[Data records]
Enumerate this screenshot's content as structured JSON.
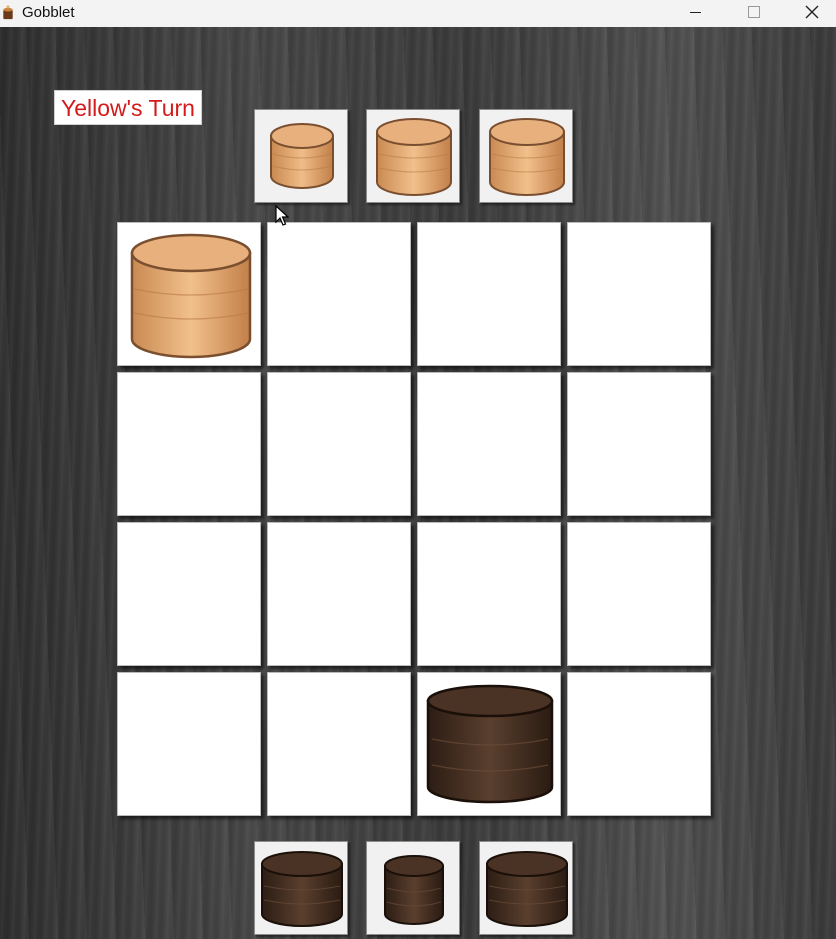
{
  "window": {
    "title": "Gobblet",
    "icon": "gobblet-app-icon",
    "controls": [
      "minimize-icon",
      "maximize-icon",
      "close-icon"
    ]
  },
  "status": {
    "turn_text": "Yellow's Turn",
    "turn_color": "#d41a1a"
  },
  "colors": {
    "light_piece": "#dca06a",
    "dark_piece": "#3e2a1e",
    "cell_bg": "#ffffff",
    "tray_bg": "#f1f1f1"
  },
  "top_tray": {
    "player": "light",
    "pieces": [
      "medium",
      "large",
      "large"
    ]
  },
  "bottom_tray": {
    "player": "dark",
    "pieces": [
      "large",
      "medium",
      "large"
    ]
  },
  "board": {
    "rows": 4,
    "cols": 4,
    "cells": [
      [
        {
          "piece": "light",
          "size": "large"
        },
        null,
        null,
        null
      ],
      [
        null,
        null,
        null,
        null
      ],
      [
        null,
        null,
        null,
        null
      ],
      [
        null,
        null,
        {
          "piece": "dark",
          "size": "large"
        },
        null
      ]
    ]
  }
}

## WRITTEN EXERCISE
Output the records above exactly as they are, leaving out the pictures.

## SOLUTION FOR THIS TASK
Enumerate this screenshot's content as structured JSON.
{
  "window": {
    "title": "Gobblet",
    "icon": "gobblet-app-icon",
    "controls": [
      "minimize-icon",
      "maximize-icon",
      "close-icon"
    ]
  },
  "status": {
    "turn_text": "Yellow's Turn",
    "turn_color": "#d41a1a"
  },
  "colors": {
    "light_piece": "#dca06a",
    "dark_piece": "#3e2a1e",
    "cell_bg": "#ffffff",
    "tray_bg": "#f1f1f1"
  },
  "top_tray": {
    "player": "light",
    "pieces": [
      "medium",
      "large",
      "large"
    ]
  },
  "bottom_tray": {
    "player": "dark",
    "pieces": [
      "large",
      "medium",
      "large"
    ]
  },
  "board": {
    "rows": 4,
    "cols": 4,
    "cells": [
      [
        {
          "piece": "light",
          "size": "large"
        },
        null,
        null,
        null
      ],
      [
        null,
        null,
        null,
        null
      ],
      [
        null,
        null,
        null,
        null
      ],
      [
        null,
        null,
        {
          "piece": "dark",
          "size": "large"
        },
        null
      ]
    ]
  }
}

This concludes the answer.